▶ **What to work on**: Give the listing again character for character, but drop the images.

** Start of Input for this task **

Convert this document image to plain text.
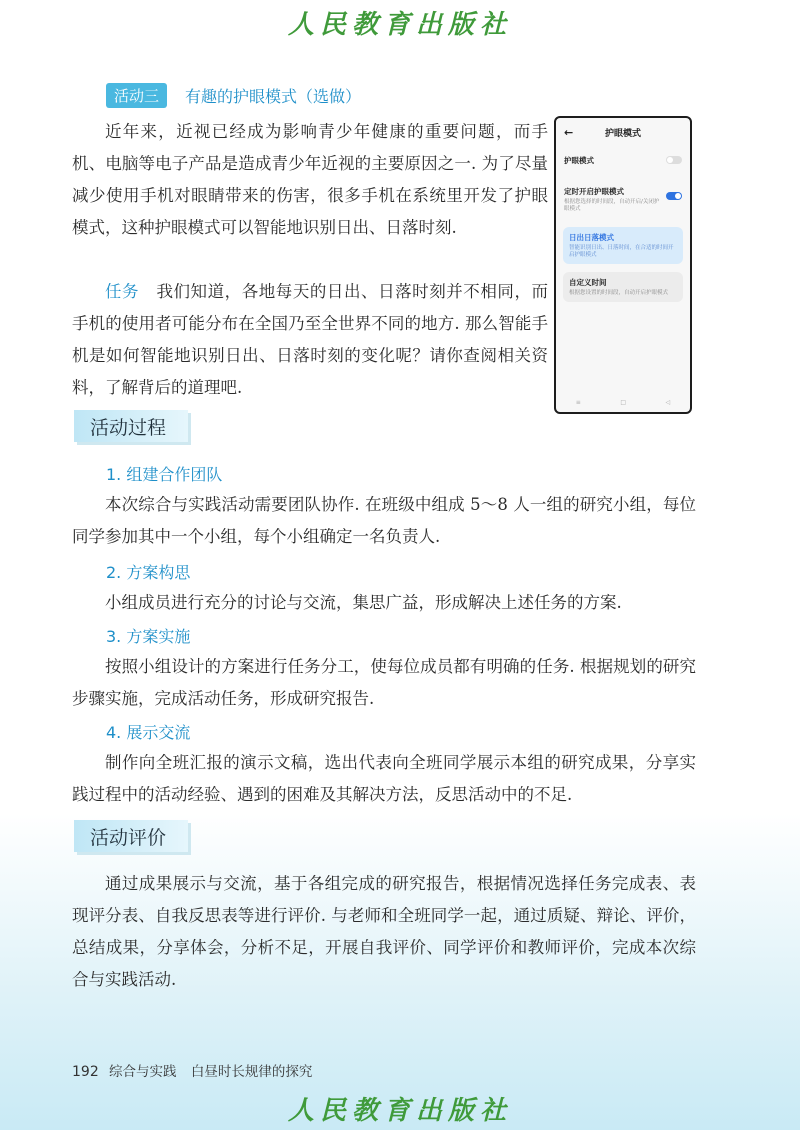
人民教育出版社
活动三	有趣的护眼模式（选做）

近年来，近视已经成为影响青少年健康的重要问题，而手机、电脑等电子产品是造成青少年近视的主要原因之一. 为了尽量减少使用手机对眼睛带来的伤害，很多手机在系统里开发了护眼模式，这种护眼模式可以智能地识别日出、日落时刻.

任务 我们知道，各地每天的日出、日落时刻并不相同，而手机的使用者可能分布在全国乃至全世界不同的地方. 那么智能手机是如何智能地识别日出、日落时刻的变化呢？请你查阅相关资料，了解背后的道理吧.

←	护眼模式
护眼模式
定时开启护眼模式
根据您选择的时间段，自动开启/关闭护眼模式
日出日落模式
智能识别日出、日落时间，在合适的时间开启护眼模式
自定义时间
根据您设置的时间段，自动开启护眼模式
≡	□	◁
活动过程
1. 组建合作团队

本次综合与实践活动需要团队协作. 在班级中组成 5～8 人一组的研究小组，每位同学参加其中一个小组，每个小组确定一名负责人.

2. 方案构思

小组成员进行充分的讨论与交流，集思广益，形成解决上述任务的方案.

3. 方案实施

按照小组设计的方案进行任务分工，使每位成员都有明确的任务. 根据规划的研究步骤实施，完成活动任务，形成研究报告.

4. 展示交流

制作向全班汇报的演示文稿，选出代表向全班同学展示本组的研究成果，分享实践过程中的活动经验、遇到的困难及其解决方法，反思活动中的不足.

活动评价

通过成果展示与交流，基于各组完成的研究报告，根据情况选择任务完成表、表现评分表、自我反思表等进行评价. 与老师和全班同学一起，通过质疑、辩论、评价，总结成果，分享体会，分析不足，开展自我评价、同学评价和教师评价，完成本次综合与实践活动.

192 综合与实践 白昼时长规律的探究
人民教育出版社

** End of Input for this task **

▶ **Correct response**:
Convert this document image to plain text.
人民教育出版社
活动三	有趣的护眼模式（选做）

近年来，近视已经成为影响青少年健康的重要问题，而手机、电脑等电子产品是造成青少年近视的主要原因之一. 为了尽量减少使用手机对眼睛带来的伤害，很多手机在系统里开发了护眼模式，这种护眼模式可以智能地识别日出、日落时刻.

任务 我们知道，各地每天的日出、日落时刻并不相同，而手机的使用者可能分布在全国乃至全世界不同的地方. 那么智能手机是如何智能地识别日出、日落时刻的变化呢？请你查阅相关资料，了解背后的道理吧.

←	护眼模式
护眼模式
定时开启护眼模式
根据您选择的时间段，自动开启/关闭护眼模式
日出日落模式
智能识别日出、日落时间，在合适的时间开启护眼模式
自定义时间
根据您设置的时间段，自动开启护眼模式
≡	□	◁
活动过程
1. 组建合作团队

本次综合与实践活动需要团队协作. 在班级中组成 5～8 人一组的研究小组，每位同学参加其中一个小组，每个小组确定一名负责人.

2. 方案构思

小组成员进行充分的讨论与交流，集思广益，形成解决上述任务的方案.

3. 方案实施

按照小组设计的方案进行任务分工，使每位成员都有明确的任务. 根据规划的研究步骤实施，完成活动任务，形成研究报告.

4. 展示交流

制作向全班汇报的演示文稿，选出代表向全班同学展示本组的研究成果，分享实践过程中的活动经验、遇到的困难及其解决方法，反思活动中的不足.

活动评价

通过成果展示与交流，基于各组完成的研究报告，根据情况选择任务完成表、表现评分表、自我反思表等进行评价. 与老师和全班同学一起，通过质疑、辩论、评价，总结成果，分享体会，分析不足，开展自我评价、同学评价和教师评价，完成本次综合与实践活动.

192 综合与实践 白昼时长规律的探究
人民教育出版社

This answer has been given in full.